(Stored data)
::::::::::

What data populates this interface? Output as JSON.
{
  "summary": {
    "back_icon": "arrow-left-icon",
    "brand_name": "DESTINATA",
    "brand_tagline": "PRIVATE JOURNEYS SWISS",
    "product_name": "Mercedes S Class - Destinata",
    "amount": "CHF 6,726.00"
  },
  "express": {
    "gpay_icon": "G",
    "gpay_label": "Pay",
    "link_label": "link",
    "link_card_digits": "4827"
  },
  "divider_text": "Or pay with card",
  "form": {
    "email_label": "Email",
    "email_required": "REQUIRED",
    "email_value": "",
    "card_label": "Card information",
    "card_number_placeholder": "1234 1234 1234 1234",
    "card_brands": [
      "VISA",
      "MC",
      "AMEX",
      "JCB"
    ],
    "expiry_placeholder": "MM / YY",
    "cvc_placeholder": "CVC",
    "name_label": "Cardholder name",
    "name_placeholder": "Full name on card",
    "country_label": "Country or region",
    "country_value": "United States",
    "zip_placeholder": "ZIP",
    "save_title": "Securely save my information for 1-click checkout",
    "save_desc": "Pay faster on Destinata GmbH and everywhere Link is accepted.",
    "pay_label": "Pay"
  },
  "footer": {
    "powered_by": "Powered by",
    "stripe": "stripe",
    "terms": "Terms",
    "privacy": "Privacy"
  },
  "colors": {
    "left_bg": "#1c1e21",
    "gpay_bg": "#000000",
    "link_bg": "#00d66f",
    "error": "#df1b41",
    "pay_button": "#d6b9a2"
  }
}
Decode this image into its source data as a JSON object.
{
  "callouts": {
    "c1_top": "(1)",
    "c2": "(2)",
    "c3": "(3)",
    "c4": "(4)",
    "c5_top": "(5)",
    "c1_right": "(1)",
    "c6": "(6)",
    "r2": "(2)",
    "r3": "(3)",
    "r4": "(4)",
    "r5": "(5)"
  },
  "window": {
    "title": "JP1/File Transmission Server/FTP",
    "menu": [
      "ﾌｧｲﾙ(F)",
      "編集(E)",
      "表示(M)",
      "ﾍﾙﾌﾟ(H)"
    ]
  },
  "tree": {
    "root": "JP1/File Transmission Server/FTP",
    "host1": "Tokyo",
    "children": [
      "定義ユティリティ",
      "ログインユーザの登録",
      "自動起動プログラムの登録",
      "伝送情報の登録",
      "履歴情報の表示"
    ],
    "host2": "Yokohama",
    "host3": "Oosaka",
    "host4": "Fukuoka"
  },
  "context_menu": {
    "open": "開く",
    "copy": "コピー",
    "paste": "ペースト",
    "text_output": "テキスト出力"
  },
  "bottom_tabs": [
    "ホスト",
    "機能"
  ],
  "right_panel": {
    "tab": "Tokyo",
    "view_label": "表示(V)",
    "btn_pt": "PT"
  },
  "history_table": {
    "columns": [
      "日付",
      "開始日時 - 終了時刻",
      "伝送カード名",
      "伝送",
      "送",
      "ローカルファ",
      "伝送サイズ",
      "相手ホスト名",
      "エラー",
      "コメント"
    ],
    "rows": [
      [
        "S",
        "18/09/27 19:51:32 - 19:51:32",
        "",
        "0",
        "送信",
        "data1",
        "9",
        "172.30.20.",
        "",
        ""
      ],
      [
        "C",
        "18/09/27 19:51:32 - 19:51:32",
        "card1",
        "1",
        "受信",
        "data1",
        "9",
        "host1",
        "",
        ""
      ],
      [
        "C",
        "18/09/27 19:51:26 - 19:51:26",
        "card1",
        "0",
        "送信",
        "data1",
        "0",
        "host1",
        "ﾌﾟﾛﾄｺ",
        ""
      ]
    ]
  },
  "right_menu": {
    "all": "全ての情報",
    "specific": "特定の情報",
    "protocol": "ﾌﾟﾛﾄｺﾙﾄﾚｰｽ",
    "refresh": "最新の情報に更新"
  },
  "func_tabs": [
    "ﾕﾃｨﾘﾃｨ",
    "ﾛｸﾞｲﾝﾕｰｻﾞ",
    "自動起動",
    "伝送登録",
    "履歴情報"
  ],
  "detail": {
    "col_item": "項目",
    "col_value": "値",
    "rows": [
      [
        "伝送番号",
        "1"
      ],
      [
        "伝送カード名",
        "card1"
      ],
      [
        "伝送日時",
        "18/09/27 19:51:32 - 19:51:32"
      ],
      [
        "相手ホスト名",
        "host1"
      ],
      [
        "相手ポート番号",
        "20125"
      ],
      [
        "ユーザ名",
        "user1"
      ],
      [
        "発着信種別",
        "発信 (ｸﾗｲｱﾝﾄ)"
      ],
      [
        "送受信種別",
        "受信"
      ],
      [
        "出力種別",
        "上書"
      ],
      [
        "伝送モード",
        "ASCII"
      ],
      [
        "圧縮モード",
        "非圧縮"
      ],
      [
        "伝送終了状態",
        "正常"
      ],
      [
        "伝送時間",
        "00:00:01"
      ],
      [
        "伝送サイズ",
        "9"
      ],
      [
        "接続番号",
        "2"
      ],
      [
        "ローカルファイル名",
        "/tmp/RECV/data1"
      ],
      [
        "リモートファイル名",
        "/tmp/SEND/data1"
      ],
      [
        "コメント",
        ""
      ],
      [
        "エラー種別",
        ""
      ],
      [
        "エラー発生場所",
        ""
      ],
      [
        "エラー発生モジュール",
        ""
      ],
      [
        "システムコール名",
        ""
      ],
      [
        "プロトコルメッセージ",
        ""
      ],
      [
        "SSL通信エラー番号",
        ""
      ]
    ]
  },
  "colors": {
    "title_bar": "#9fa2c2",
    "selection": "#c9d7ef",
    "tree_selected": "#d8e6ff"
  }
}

::::::::::

**WHAT YOU SHOULD DO**
Extract each line from the listing above, please, and repeat it exactly.

**TASK RESULT**
What data populates this interface? Output as JSON.
{
  "summary": {
    "back_icon": "arrow-left-icon",
    "brand_name": "DESTINATA",
    "brand_tagline": "PRIVATE JOURNEYS SWISS",
    "product_name": "Mercedes S Class - Destinata",
    "amount": "CHF 6,726.00"
  },
  "express": {
    "gpay_icon": "G",
    "gpay_label": "Pay",
    "link_label": "link",
    "link_card_digits": "4827"
  },
  "divider_text": "Or pay with card",
  "form": {
    "email_label": "Email",
    "email_required": "REQUIRED",
    "email_value": "",
    "card_label": "Card information",
    "card_number_placeholder": "1234 1234 1234 1234",
    "card_brands": [
      "VISA",
      "MC",
      "AMEX",
      "JCB"
    ],
    "expiry_placeholder": "MM / YY",
    "cvc_placeholder": "CVC",
    "name_label": "Cardholder name",
    "name_placeholder": "Full name on card",
    "country_label": "Country or region",
    "country_value": "United States",
    "zip_placeholder": "ZIP",
    "save_title": "Securely save my information for 1-click checkout",
    "save_desc": "Pay faster on Destinata GmbH and everywhere Link is accepted.",
    "pay_label": "Pay"
  },
  "footer": {
    "powered_by": "Powered by",
    "stripe": "stripe",
    "terms": "Terms",
    "privacy": "Privacy"
  },
  "colors": {
    "left_bg": "#1c1e21",
    "gpay_bg": "#000000",
    "link_bg": "#00d66f",
    "error": "#df1b41",
    "pay_button": "#d6b9a2"
  }
}
Decode this image into its source data as a JSON object.
{
  "callouts": {
    "c1_top": "(1)",
    "c2": "(2)",
    "c3": "(3)",
    "c4": "(4)",
    "c5_top": "(5)",
    "c1_right": "(1)",
    "c6": "(6)",
    "r2": "(2)",
    "r3": "(3)",
    "r4": "(4)",
    "r5": "(5)"
  },
  "window": {
    "title": "JP1/File Transmission Server/FTP",
    "menu": [
      "ﾌｧｲﾙ(F)",
      "編集(E)",
      "表示(M)",
      "ﾍﾙﾌﾟ(H)"
    ]
  },
  "tree": {
    "root": "JP1/File Transmission Server/FTP",
    "host1": "Tokyo",
    "children": [
      "定義ユティリティ",
      "ログインユーザの登録",
      "自動起動プログラムの登録",
      "伝送情報の登録",
      "履歴情報の表示"
    ],
    "host2": "Yokohama",
    "host3": "Oosaka",
    "host4": "Fukuoka"
  },
  "context_menu": {
    "open": "開く",
    "copy": "コピー",
    "paste": "ペースト",
    "text_output": "テキスト出力"
  },
  "bottom_tabs": [
    "ホスト",
    "機能"
  ],
  "right_panel": {
    "tab": "Tokyo",
    "view_label": "表示(V)",
    "btn_pt": "PT"
  },
  "history_table": {
    "columns": [
      "日付",
      "開始日時 - 終了時刻",
      "伝送カード名",
      "伝送",
      "送",
      "ローカルファ",
      "伝送サイズ",
      "相手ホスト名",
      "エラー",
      "コメント"
    ],
    "rows": [
      [
        "S",
        "18/09/27 19:51:32 - 19:51:32",
        "",
        "0",
        "送信",
        "data1",
        "9",
        "172.30.20.",
        "",
        ""
      ],
      [
        "C",
        "18/09/27 19:51:32 - 19:51:32",
        "card1",
        "1",
        "受信",
        "data1",
        "9",
        "host1",
        "",
        ""
      ],
      [
        "C",
        "18/09/27 19:51:26 - 19:51:26",
        "card1",
        "0",
        "送信",
        "data1",
        "0",
        "host1",
        "ﾌﾟﾛﾄｺ",
        ""
      ]
    ]
  },
  "right_menu": {
    "all": "全ての情報",
    "specific": "特定の情報",
    "protocol": "ﾌﾟﾛﾄｺﾙﾄﾚｰｽ",
    "refresh": "最新の情報に更新"
  },
  "func_tabs": [
    "ﾕﾃｨﾘﾃｨ",
    "ﾛｸﾞｲﾝﾕｰｻﾞ",
    "自動起動",
    "伝送登録",
    "履歴情報"
  ],
  "detail": {
    "col_item": "項目",
    "col_value": "値",
    "rows": [
      [
        "伝送番号",
        "1"
      ],
      [
        "伝送カード名",
        "card1"
      ],
      [
        "伝送日時",
        "18/09/27 19:51:32 - 19:51:32"
      ],
      [
        "相手ホスト名",
        "host1"
      ],
      [
        "相手ポート番号",
        "20125"
      ],
      [
        "ユーザ名",
        "user1"
      ],
      [
        "発着信種別",
        "発信 (ｸﾗｲｱﾝﾄ)"
      ],
      [
        "送受信種別",
        "受信"
      ],
      [
        "出力種別",
        "上書"
      ],
      [
        "伝送モード",
        "ASCII"
      ],
      [
        "圧縮モード",
        "非圧縮"
      ],
      [
        "伝送終了状態",
        "正常"
      ],
      [
        "伝送時間",
        "00:00:01"
      ],
      [
        "伝送サイズ",
        "9"
      ],
      [
        "接続番号",
        "2"
      ],
      [
        "ローカルファイル名",
        "/tmp/RECV/data1"
      ],
      [
        "リモートファイル名",
        "/tmp/SEND/data1"
      ],
      [
        "コメント",
        ""
      ],
      [
        "エラー種別",
        ""
      ],
      [
        "エラー発生場所",
        ""
      ],
      [
        "エラー発生モジュール",
        ""
      ],
      [
        "システムコール名",
        ""
      ],
      [
        "プロトコルメッセージ",
        ""
      ],
      [
        "SSL通信エラー番号",
        ""
      ]
    ]
  },
  "colors": {
    "title_bar": "#9fa2c2",
    "selection": "#c9d7ef",
    "tree_selected": "#d8e6ff"
  }
}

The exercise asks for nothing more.